Below is a listing; copy all of it exactly.
====== DATA EXTRACT ======
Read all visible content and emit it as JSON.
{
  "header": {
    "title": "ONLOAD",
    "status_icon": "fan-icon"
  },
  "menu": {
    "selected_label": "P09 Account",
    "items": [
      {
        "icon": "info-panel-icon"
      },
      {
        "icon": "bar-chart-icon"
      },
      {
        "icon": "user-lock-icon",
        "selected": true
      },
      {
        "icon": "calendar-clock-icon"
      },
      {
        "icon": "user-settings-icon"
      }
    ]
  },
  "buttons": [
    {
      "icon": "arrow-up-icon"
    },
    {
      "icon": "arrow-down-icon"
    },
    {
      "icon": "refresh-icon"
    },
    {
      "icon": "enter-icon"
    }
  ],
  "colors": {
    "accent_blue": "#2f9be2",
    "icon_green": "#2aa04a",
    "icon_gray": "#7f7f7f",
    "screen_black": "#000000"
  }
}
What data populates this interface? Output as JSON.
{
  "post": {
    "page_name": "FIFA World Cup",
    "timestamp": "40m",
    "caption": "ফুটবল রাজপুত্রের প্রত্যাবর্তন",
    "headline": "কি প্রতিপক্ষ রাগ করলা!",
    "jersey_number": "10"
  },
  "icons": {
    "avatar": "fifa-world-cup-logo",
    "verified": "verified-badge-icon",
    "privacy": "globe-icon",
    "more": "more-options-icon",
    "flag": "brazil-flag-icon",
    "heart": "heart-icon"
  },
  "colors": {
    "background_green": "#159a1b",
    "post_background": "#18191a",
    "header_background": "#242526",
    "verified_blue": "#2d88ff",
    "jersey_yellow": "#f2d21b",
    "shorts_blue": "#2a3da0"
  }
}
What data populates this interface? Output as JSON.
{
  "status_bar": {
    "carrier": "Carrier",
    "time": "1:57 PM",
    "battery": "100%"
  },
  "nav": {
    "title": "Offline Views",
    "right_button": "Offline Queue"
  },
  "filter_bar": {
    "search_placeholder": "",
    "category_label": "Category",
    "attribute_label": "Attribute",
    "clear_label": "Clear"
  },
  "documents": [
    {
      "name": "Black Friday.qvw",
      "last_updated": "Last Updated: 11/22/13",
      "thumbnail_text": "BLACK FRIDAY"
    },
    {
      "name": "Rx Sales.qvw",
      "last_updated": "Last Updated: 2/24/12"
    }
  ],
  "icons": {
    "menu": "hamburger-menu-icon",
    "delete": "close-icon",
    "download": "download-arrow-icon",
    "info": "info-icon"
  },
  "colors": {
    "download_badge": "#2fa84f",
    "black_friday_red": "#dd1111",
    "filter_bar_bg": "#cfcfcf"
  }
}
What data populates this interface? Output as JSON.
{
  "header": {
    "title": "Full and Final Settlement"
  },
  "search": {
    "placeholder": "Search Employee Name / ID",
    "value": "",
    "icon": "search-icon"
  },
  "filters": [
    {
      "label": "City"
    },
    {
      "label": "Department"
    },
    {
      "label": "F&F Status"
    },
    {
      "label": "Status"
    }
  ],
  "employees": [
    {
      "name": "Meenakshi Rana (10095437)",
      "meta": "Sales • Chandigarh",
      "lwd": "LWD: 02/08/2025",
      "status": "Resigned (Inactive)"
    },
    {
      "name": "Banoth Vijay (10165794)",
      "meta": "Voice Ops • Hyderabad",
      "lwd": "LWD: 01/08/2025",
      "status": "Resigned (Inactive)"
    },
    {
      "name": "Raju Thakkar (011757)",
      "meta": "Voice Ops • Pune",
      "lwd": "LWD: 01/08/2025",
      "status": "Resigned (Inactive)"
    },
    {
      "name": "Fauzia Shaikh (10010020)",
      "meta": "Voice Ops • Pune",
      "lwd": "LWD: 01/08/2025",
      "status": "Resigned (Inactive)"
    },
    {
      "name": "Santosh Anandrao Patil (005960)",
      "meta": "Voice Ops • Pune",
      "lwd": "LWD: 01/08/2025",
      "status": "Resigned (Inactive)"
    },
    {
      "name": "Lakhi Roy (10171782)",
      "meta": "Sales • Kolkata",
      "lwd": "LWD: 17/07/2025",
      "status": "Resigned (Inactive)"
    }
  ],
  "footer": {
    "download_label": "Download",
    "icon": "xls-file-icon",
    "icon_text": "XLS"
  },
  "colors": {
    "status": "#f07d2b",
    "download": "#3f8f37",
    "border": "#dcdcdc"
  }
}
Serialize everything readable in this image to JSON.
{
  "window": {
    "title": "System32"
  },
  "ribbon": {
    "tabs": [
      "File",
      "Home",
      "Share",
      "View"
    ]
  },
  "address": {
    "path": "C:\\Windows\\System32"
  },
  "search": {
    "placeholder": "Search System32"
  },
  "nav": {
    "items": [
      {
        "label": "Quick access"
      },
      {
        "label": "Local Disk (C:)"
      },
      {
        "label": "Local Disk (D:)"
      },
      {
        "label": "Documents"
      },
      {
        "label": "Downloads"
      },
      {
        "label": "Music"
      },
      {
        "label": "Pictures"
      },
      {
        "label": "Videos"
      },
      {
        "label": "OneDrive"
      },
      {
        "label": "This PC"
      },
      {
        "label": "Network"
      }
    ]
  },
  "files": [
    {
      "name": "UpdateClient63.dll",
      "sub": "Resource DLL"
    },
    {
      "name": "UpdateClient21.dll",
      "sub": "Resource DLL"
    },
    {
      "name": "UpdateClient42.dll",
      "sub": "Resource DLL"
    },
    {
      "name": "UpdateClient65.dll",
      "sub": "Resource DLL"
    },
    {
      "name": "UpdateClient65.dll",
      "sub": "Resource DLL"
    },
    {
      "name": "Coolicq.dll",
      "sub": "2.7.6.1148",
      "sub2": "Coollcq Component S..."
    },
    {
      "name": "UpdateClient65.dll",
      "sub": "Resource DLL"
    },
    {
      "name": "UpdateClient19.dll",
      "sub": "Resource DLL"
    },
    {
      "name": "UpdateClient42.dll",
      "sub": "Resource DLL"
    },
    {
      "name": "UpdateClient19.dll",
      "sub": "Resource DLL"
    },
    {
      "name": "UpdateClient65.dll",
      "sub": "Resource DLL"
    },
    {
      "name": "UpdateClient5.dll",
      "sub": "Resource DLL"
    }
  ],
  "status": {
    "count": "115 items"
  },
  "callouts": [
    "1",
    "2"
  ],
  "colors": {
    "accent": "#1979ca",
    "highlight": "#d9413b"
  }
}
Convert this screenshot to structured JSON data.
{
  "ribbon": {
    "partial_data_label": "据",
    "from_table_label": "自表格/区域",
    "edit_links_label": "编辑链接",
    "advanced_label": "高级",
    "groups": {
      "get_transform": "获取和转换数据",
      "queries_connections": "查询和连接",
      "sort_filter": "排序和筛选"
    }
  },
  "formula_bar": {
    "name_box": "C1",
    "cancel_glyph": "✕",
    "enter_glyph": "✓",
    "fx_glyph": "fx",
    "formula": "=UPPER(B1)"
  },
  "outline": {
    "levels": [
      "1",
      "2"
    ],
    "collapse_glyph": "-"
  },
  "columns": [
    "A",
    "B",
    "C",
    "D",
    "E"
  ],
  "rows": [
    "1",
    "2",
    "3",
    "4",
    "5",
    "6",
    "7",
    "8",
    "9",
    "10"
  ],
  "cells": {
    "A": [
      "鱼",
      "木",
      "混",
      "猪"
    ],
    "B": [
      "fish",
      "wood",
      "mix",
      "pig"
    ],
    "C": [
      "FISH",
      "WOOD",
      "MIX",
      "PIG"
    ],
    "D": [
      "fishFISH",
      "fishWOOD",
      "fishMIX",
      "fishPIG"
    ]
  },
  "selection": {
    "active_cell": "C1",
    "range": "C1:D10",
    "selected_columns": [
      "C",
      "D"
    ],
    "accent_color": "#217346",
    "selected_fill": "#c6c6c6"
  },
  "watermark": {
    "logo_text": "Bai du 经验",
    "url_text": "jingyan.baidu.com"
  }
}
======
SOLUTION:
Read all visible content and emit it as JSON.
{
  "header": {
    "title": "ONLOAD",
    "status_icon": "fan-icon"
  },
  "menu": {
    "selected_label": "P09 Account",
    "items": [
      {
        "icon": "info-panel-icon"
      },
      {
        "icon": "bar-chart-icon"
      },
      {
        "icon": "user-lock-icon",
        "selected": true
      },
      {
        "icon": "calendar-clock-icon"
      },
      {
        "icon": "user-settings-icon"
      }
    ]
  },
  "buttons": [
    {
      "icon": "arrow-up-icon"
    },
    {
      "icon": "arrow-down-icon"
    },
    {
      "icon": "refresh-icon"
    },
    {
      "icon": "enter-icon"
    }
  ],
  "colors": {
    "accent_blue": "#2f9be2",
    "icon_green": "#2aa04a",
    "icon_gray": "#7f7f7f",
    "screen_black": "#000000"
  }
}
What data populates this interface? Output as JSON.
{
  "post": {
    "page_name": "FIFA World Cup",
    "timestamp": "40m",
    "caption": "ফুটবল রাজপুত্রের প্রত্যাবর্তন",
    "headline": "কি প্রতিপক্ষ রাগ করলা!",
    "jersey_number": "10"
  },
  "icons": {
    "avatar": "fifa-world-cup-logo",
    "verified": "verified-badge-icon",
    "privacy": "globe-icon",
    "more": "more-options-icon",
    "flag": "brazil-flag-icon",
    "heart": "heart-icon"
  },
  "colors": {
    "background_green": "#159a1b",
    "post_background": "#18191a",
    "header_background": "#242526",
    "verified_blue": "#2d88ff",
    "jersey_yellow": "#f2d21b",
    "shorts_blue": "#2a3da0"
  }
}
What data populates this interface? Output as JSON.
{
  "status_bar": {
    "carrier": "Carrier",
    "time": "1:57 PM",
    "battery": "100%"
  },
  "nav": {
    "title": "Offline Views",
    "right_button": "Offline Queue"
  },
  "filter_bar": {
    "search_placeholder": "",
    "category_label": "Category",
    "attribute_label": "Attribute",
    "clear_label": "Clear"
  },
  "documents": [
    {
      "name": "Black Friday.qvw",
      "last_updated": "Last Updated: 11/22/13",
      "thumbnail_text": "BLACK FRIDAY"
    },
    {
      "name": "Rx Sales.qvw",
      "last_updated": "Last Updated: 2/24/12"
    }
  ],
  "icons": {
    "menu": "hamburger-menu-icon",
    "delete": "close-icon",
    "download": "download-arrow-icon",
    "info": "info-icon"
  },
  "colors": {
    "download_badge": "#2fa84f",
    "black_friday_red": "#dd1111",
    "filter_bar_bg": "#cfcfcf"
  }
}
What data populates this interface? Output as JSON.
{
  "header": {
    "title": "Full and Final Settlement"
  },
  "search": {
    "placeholder": "Search Employee Name / ID",
    "value": "",
    "icon": "search-icon"
  },
  "filters": [
    {
      "label": "City"
    },
    {
      "label": "Department"
    },
    {
      "label": "F&F Status"
    },
    {
      "label": "Status"
    }
  ],
  "employees": [
    {
      "name": "Meenakshi Rana (10095437)",
      "meta": "Sales • Chandigarh",
      "lwd": "LWD: 02/08/2025",
      "status": "Resigned (Inactive)"
    },
    {
      "name": "Banoth Vijay (10165794)",
      "meta": "Voice Ops • Hyderabad",
      "lwd": "LWD: 01/08/2025",
      "status": "Resigned (Inactive)"
    },
    {
      "name": "Raju Thakkar (011757)",
      "meta": "Voice Ops • Pune",
      "lwd": "LWD: 01/08/2025",
      "status": "Resigned (Inactive)"
    },
    {
      "name": "Fauzia Shaikh (10010020)",
      "meta": "Voice Ops • Pune",
      "lwd": "LWD: 01/08/2025",
      "status": "Resigned (Inactive)"
    },
    {
      "name": "Santosh Anandrao Patil (005960)",
      "meta": "Voice Ops • Pune",
      "lwd": "LWD: 01/08/2025",
      "status": "Resigned (Inactive)"
    },
    {
      "name": "Lakhi Roy (10171782)",
      "meta": "Sales • Kolkata",
      "lwd": "LWD: 17/07/2025",
      "status": "Resigned (Inactive)"
    }
  ],
  "footer": {
    "download_label": "Download",
    "icon": "xls-file-icon",
    "icon_text": "XLS"
  },
  "colors": {
    "status": "#f07d2b",
    "download": "#3f8f37",
    "border": "#dcdcdc"
  }
}
Serialize everything readable in this image to JSON.
{
  "window": {
    "title": "System32"
  },
  "ribbon": {
    "tabs": [
      "File",
      "Home",
      "Share",
      "View"
    ]
  },
  "address": {
    "path": "C:\\Windows\\System32"
  },
  "search": {
    "placeholder": "Search System32"
  },
  "nav": {
    "items": [
      {
        "label": "Quick access"
      },
      {
        "label": "Local Disk (C:)"
      },
      {
        "label": "Local Disk (D:)"
      },
      {
        "label": "Documents"
      },
      {
        "label": "Downloads"
      },
      {
        "label": "Music"
      },
      {
        "label": "Pictures"
      },
      {
        "label": "Videos"
      },
      {
        "label": "OneDrive"
      },
      {
        "label": "This PC"
      },
      {
        "label": "Network"
      }
    ]
  },
  "files": [
    {
      "name": "UpdateClient63.dll",
      "sub": "Resource DLL"
    },
    {
      "name": "UpdateClient21.dll",
      "sub": "Resource DLL"
    },
    {
      "name": "UpdateClient42.dll",
      "sub": "Resource DLL"
    },
    {
      "name": "UpdateClient65.dll",
      "sub": "Resource DLL"
    },
    {
      "name": "UpdateClient65.dll",
      "sub": "Resource DLL"
    },
    {
      "name": "Coolicq.dll",
      "sub": "2.7.6.1148",
      "sub2": "Coollcq Component S..."
    },
    {
      "name": "UpdateClient65.dll",
      "sub": "Resource DLL"
    },
    {
      "name": "UpdateClient19.dll",
      "sub": "Resource DLL"
    },
    {
      "name": "UpdateClient42.dll",
      "sub": "Resource DLL"
    },
    {
      "name": "UpdateClient19.dll",
      "sub": "Resource DLL"
    },
    {
      "name": "UpdateClient65.dll",
      "sub": "Resource DLL"
    },
    {
      "name": "UpdateClient5.dll",
      "sub": "Resource DLL"
    }
  ],
  "status": {
    "count": "115 items"
  },
  "callouts": [
    "1",
    "2"
  ],
  "colors": {
    "accent": "#1979ca",
    "highlight": "#d9413b"
  }
}
Convert this screenshot to structured JSON data.
{
  "ribbon": {
    "partial_data_label": "据",
    "from_table_label": "自表格/区域",
    "edit_links_label": "编辑链接",
    "advanced_label": "高级",
    "groups": {
      "get_transform": "获取和转换数据",
      "queries_connections": "查询和连接",
      "sort_filter": "排序和筛选"
    }
  },
  "formula_bar": {
    "name_box": "C1",
    "cancel_glyph": "✕",
    "enter_glyph": "✓",
    "fx_glyph": "fx",
    "formula": "=UPPER(B1)"
  },
  "outline": {
    "levels": [
      "1",
      "2"
    ],
    "collapse_glyph": "-"
  },
  "columns": [
    "A",
    "B",
    "C",
    "D",
    "E"
  ],
  "rows": [
    "1",
    "2",
    "3",
    "4",
    "5",
    "6",
    "7",
    "8",
    "9",
    "10"
  ],
  "cells": {
    "A": [
      "鱼",
      "木",
      "混",
      "猪"
    ],
    "B": [
      "fish",
      "wood",
      "mix",
      "pig"
    ],
    "C": [
      "FISH",
      "WOOD",
      "MIX",
      "PIG"
    ],
    "D": [
      "fishFISH",
      "fishWOOD",
      "fishMIX",
      "fishPIG"
    ]
  },
  "selection": {
    "active_cell": "C1",
    "range": "C1:D10",
    "selected_columns": [
      "C",
      "D"
    ],
    "accent_color": "#217346",
    "selected_fill": "#c6c6c6"
  },
  "watermark": {
    "logo_text": "Bai du 经验",
    "url_text": "jingyan.baidu.com"
  }
}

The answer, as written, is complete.